_RECORDS FOR THE TASK_
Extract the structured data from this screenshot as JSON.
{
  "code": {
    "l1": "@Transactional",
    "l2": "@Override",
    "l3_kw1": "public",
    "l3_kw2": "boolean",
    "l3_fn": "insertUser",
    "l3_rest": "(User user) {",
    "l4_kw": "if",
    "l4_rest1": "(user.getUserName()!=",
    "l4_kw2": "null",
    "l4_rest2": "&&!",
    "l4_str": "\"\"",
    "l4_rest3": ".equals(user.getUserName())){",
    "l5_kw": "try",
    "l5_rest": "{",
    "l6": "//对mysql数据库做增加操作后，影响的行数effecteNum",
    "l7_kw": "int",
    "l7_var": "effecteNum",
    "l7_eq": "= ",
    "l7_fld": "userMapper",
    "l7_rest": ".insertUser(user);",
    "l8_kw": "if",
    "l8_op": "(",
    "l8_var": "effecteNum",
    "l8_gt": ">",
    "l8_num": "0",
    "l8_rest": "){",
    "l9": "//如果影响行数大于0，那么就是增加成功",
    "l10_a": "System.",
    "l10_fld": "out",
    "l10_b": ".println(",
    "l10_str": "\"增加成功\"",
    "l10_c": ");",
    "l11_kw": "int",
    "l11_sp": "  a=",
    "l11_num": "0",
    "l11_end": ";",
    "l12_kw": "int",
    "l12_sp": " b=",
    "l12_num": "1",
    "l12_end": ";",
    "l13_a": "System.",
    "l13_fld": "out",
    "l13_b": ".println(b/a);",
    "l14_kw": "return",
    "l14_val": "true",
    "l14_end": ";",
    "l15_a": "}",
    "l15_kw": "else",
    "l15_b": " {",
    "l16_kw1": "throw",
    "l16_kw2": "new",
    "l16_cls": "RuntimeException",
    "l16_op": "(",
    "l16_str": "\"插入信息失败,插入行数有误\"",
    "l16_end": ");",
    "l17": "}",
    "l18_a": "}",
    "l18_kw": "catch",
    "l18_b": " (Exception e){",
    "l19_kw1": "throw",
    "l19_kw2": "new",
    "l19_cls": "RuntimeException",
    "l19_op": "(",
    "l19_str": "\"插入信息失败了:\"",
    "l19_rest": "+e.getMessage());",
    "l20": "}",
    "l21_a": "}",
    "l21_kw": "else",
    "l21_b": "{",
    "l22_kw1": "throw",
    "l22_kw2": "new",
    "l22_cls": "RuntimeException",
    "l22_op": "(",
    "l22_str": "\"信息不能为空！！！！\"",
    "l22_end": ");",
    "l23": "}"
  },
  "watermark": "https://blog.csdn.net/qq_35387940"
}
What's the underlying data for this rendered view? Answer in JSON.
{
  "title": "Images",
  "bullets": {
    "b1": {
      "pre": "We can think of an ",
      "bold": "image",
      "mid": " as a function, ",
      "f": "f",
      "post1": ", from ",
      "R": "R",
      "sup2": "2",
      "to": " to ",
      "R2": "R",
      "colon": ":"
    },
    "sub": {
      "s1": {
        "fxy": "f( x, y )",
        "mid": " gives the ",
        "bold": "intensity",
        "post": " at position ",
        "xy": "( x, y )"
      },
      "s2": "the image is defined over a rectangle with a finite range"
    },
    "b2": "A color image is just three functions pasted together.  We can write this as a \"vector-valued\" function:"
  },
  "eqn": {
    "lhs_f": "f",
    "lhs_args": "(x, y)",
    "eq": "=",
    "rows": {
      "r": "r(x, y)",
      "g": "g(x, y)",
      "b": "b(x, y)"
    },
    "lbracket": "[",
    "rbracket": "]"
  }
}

_EXERCISE BRIEF_
From the listing above, collect each line in which the string "getUserName" appears.

_RIGHT ANSWER_
    "l4_rest1": "(user.getUserName()!=",
    "l4_rest3": ".equals(user.getUserName())){",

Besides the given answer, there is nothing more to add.